(Stored data entries)
====================

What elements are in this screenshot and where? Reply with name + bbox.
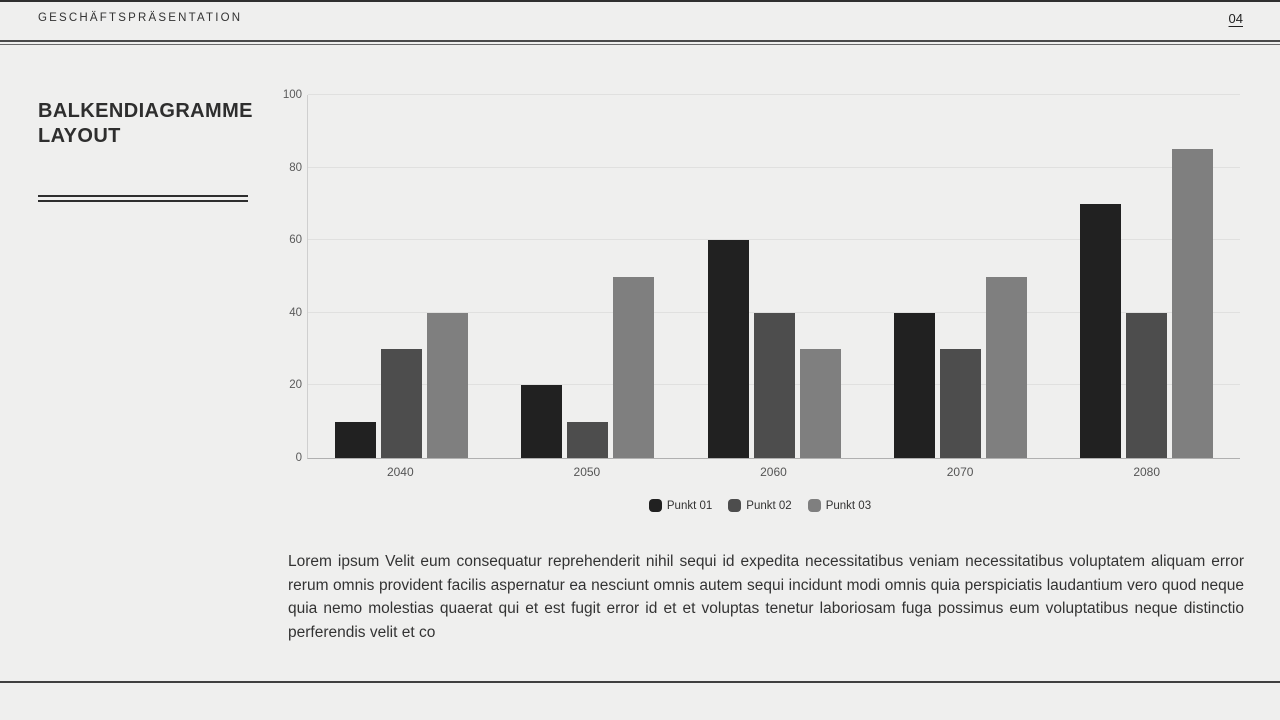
presentation-title: GESCHÄFTSPRÄSENTATION [38, 12, 243, 24]
gridline-100 [308, 94, 1240, 95]
bar-punkt-02-2050 [567, 421, 609, 458]
y-tick-label-0: 0 [295, 452, 302, 464]
gridline-60 [308, 239, 1240, 241]
legend-marker-icon [807, 499, 821, 512]
page-number: 04 [1228, 11, 1243, 26]
header-divider [0, 40, 1280, 45]
bar-group-2070 [867, 95, 1053, 458]
y-tick-label-80: 80 [289, 161, 302, 174]
bar-punkt-02-2080 [1126, 312, 1168, 458]
y-tick-label-20: 20 [289, 379, 302, 392]
plot-area: 0 20 40 60 80 100 [283, 89, 1240, 464]
bar-group-2040 [308, 95, 494, 458]
legend-marker-icon [648, 499, 662, 512]
bar-groups [308, 95, 1240, 458]
legend-label: Punkt 01 [666, 499, 713, 512]
body-paragraph: Lorem ipsum Velit eum consequatur repreh… [288, 553, 1244, 641]
bar-punkt-02-2040 [380, 349, 422, 458]
bar-group-2080 [1054, 95, 1240, 458]
slide-title-line1: BALKENDIAGRAMME [38, 100, 253, 122]
x-tick-label-2040: 2040 [386, 465, 414, 479]
y-tick-label-40: 40 [289, 306, 302, 319]
slide-title-line2: LAYOUT [38, 125, 121, 147]
bar-punkt-03-2040 [426, 312, 468, 458]
x-tick-label-2080: 2080 [1133, 465, 1161, 479]
x-tick-label-2060: 2060 [760, 465, 787, 479]
legend-marker-icon [728, 499, 742, 512]
gridline-40 [308, 311, 1240, 313]
legend-item-punkt-03: Punkt 03 [807, 499, 872, 512]
y-tick-label-60: 60 [289, 234, 302, 247]
bar-punkt-03-2050 [613, 276, 655, 458]
slide-title: BALKENDIAGRAMME LAYOUT [38, 99, 268, 149]
bar-punkt-01-2050 [521, 385, 563, 458]
bar-group-2050 [494, 95, 680, 458]
bar-punkt-03-2080 [1172, 149, 1214, 458]
top-edge-rule [0, 0, 1280, 2]
bar-punkt-03-2070 [985, 276, 1027, 458]
x-tick-label-2070: 2070 [946, 465, 974, 479]
bar-punkt-02-2060 [753, 312, 795, 458]
bar-punkt-01-2040 [334, 421, 376, 458]
legend-item-punkt-02: Punkt 02 [728, 499, 792, 512]
legend-label: Punkt 02 [746, 499, 792, 512]
chart-legend: Punkt 01 Punkt 02 Punkt 03 [280, 499, 1240, 512]
bar-chart: 0 20 40 60 80 100 2040 2050 2060 2070 2080 [280, 88, 1240, 479]
y-tick-label-100: 100 [282, 89, 302, 101]
bar-punkt-01-2060 [707, 240, 749, 458]
gridline-80 [308, 166, 1240, 168]
bottom-rule [0, 681, 1280, 683]
legend-item-punkt-01: Punkt 01 [648, 499, 713, 512]
bar-punkt-01-2070 [893, 312, 935, 458]
legend-label: Punkt 03 [825, 499, 872, 512]
x-axis-labels: 2040 2050 2060 2070 2080 [307, 465, 1240, 479]
bar-group-2060 [681, 95, 867, 458]
bar-punkt-02-2070 [939, 349, 981, 458]
bar-punkt-03-2060 [799, 349, 841, 458]
x-tick-label-2050: 2050 [573, 465, 601, 479]
bar-punkt-01-2080 [1080, 203, 1122, 458]
title-double-underline [38, 195, 248, 202]
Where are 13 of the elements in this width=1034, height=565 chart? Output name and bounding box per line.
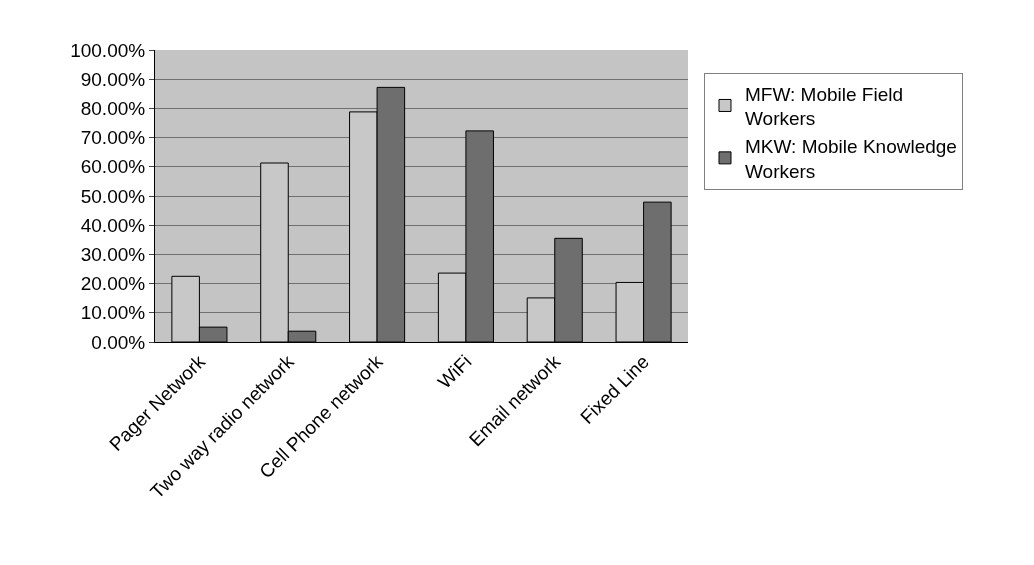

====================

_Problem to work on_. Copy out the records line for line, everything from the line containing "presentation-title: GESCHÄFTSPRÄSENTATION [38, 12, 243, 24]" down to the line containing "legend-marker-icon [728, 499, 742, 512]", both included.

_Finished answer_.
presentation-title: GESCHÄFTSPRÄSENTATION [38, 12, 243, 24]
gridline-100 [308, 94, 1240, 95]
bar-punkt-02-2050 [567, 421, 609, 458]
y-tick-label-0: 0 [295, 452, 302, 464]
gridline-60 [308, 239, 1240, 241]
legend-marker-icon [807, 499, 821, 512]
page-number: 04 [1228, 11, 1243, 26]
header-divider [0, 40, 1280, 45]
bar-group-2070 [867, 95, 1053, 458]
y-tick-label-80: 80 [289, 161, 302, 174]
bar-punkt-02-2080 [1126, 312, 1168, 458]
y-tick-label-20: 20 [289, 379, 302, 392]
plot-area: 0 20 40 60 80 100 [283, 89, 1240, 464]
bar-group-2040 [308, 95, 494, 458]
legend-marker-icon [648, 499, 662, 512]
bar-groups [308, 95, 1240, 458]
legend-label: Punkt 01 [666, 499, 713, 512]
body-paragraph: Lorem ipsum Velit eum consequatur repreh… [288, 553, 1244, 641]
bar-punkt-02-2040 [380, 349, 422, 458]
bar-group-2080 [1054, 95, 1240, 458]
slide-title-line1: BALKENDIAGRAMME [38, 100, 253, 122]
x-tick-label-2040: 2040 [386, 465, 414, 479]
y-tick-label-40: 40 [289, 306, 302, 319]
slide-title-line2: LAYOUT [38, 125, 121, 147]
bar-punkt-03-2040 [426, 312, 468, 458]
x-tick-label-2080: 2080 [1133, 465, 1161, 479]
x-tick-label-2060: 2060 [760, 465, 787, 479]
legend-marker-icon [728, 499, 742, 512]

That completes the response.